'''

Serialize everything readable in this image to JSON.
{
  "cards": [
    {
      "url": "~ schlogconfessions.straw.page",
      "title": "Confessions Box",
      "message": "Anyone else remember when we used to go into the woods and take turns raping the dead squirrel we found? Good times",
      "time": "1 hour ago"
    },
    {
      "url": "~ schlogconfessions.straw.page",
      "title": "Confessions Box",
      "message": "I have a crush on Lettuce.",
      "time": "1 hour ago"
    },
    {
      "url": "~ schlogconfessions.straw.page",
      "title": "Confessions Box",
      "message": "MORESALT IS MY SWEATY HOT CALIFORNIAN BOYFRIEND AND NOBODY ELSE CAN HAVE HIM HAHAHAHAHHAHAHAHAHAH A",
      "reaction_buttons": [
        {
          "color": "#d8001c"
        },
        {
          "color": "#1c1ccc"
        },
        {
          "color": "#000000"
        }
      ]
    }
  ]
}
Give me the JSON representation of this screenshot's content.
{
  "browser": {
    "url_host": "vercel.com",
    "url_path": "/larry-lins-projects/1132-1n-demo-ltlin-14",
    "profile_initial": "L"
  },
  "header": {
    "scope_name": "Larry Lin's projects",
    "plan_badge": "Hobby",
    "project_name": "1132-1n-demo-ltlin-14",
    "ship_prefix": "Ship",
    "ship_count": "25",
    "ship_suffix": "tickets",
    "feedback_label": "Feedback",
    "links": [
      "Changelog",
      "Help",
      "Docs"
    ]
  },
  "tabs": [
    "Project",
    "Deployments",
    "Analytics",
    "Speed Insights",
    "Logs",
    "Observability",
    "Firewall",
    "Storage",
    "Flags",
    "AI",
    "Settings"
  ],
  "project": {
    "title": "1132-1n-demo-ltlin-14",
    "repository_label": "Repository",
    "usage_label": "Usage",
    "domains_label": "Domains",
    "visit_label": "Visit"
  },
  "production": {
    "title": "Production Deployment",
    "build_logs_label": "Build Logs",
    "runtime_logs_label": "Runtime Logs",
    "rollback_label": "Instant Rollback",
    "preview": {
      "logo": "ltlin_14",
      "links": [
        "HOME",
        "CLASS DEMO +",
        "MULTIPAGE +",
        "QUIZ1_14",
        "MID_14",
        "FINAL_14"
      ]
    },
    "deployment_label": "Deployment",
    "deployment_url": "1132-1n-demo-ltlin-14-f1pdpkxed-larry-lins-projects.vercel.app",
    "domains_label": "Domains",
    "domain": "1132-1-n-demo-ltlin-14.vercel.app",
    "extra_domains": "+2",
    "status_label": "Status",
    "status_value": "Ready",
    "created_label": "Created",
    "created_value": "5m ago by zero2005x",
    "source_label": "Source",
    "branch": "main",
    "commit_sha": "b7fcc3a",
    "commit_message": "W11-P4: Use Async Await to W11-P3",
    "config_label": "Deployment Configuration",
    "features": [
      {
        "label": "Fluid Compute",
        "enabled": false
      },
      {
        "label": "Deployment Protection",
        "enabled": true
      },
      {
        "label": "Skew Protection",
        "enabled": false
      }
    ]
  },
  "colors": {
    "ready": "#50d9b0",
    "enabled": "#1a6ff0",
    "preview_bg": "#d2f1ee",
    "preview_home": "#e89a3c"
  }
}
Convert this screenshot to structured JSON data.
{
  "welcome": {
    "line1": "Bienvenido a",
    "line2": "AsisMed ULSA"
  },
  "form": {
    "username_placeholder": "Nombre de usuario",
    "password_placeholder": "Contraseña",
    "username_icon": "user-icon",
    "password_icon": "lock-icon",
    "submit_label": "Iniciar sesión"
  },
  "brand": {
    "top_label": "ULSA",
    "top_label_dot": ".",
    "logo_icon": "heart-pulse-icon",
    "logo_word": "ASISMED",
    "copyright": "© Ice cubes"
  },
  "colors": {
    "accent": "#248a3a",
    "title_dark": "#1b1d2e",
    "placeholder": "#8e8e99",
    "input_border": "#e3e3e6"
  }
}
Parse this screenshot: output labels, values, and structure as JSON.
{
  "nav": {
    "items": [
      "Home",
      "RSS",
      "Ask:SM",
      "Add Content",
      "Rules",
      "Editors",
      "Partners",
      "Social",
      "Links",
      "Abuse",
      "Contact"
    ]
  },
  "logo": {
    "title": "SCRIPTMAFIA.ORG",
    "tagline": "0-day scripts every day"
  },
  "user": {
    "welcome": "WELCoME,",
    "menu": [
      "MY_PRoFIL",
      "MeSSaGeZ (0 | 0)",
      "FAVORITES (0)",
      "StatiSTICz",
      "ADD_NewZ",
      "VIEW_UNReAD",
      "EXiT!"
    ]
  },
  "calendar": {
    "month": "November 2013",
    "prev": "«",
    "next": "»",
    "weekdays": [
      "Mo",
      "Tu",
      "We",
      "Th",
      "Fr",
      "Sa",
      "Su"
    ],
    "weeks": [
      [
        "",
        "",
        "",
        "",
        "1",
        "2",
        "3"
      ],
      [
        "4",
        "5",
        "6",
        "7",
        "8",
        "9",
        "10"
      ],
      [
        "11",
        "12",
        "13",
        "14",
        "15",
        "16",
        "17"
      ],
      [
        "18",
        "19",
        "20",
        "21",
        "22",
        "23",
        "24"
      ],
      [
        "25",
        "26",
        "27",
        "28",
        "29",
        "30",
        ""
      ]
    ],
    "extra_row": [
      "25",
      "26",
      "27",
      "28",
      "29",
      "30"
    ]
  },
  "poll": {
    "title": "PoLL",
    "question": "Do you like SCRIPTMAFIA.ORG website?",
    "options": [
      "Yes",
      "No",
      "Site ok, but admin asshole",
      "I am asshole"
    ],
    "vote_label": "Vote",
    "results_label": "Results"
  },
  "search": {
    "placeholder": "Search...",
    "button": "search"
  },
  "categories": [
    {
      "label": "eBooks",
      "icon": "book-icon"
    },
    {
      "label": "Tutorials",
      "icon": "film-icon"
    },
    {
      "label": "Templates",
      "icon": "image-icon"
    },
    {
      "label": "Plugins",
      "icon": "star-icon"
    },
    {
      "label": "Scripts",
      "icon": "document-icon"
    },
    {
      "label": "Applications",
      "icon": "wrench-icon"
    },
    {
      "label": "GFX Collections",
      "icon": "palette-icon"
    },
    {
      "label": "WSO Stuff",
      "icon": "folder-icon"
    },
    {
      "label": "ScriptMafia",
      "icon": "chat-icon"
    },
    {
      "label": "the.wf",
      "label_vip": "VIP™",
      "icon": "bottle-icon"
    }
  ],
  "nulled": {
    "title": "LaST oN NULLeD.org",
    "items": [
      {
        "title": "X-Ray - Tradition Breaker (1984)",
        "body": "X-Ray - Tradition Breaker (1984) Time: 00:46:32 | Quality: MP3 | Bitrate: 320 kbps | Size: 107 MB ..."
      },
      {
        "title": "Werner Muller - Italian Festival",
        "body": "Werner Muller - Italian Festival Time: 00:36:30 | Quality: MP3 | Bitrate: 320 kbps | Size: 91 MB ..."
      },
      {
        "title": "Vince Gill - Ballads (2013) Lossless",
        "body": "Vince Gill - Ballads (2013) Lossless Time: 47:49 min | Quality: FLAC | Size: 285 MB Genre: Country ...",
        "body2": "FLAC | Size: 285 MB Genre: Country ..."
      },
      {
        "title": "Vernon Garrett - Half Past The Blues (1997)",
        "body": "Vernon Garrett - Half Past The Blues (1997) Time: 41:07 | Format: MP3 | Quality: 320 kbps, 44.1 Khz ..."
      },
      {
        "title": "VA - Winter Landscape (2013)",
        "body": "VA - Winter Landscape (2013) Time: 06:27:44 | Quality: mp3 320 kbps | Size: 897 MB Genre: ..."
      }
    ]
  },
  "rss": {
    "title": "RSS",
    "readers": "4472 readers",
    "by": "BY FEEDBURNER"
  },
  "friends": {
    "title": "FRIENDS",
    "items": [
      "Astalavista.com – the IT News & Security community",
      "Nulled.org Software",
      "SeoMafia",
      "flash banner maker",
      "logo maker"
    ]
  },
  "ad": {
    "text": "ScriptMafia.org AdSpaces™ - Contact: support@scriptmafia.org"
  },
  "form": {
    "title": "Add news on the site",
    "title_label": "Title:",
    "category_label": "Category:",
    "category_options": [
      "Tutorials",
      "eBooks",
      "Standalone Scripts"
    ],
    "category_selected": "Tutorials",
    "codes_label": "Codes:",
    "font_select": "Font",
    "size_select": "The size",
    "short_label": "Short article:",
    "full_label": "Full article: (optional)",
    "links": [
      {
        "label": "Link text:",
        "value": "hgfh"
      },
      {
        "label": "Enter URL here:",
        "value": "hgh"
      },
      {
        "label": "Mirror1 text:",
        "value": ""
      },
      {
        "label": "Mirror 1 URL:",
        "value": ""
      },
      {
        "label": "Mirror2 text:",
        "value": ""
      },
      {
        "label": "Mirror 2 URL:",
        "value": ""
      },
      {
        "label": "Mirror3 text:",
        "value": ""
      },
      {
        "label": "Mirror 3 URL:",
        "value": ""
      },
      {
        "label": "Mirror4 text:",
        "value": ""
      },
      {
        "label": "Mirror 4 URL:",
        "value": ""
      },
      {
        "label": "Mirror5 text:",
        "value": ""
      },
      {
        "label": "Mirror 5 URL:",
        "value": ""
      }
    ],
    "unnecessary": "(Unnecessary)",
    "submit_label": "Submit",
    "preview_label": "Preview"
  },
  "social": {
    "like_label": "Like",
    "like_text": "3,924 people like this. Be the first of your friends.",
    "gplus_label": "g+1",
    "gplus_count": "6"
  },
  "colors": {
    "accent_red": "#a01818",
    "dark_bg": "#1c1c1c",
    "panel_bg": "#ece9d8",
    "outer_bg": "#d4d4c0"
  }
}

'''

- **Task requirements**:
Gather up every line from the listing above in which the word "asshole" occurs.

- **Completed task**:
      "Site ok, but admin asshole",
      "I am asshole"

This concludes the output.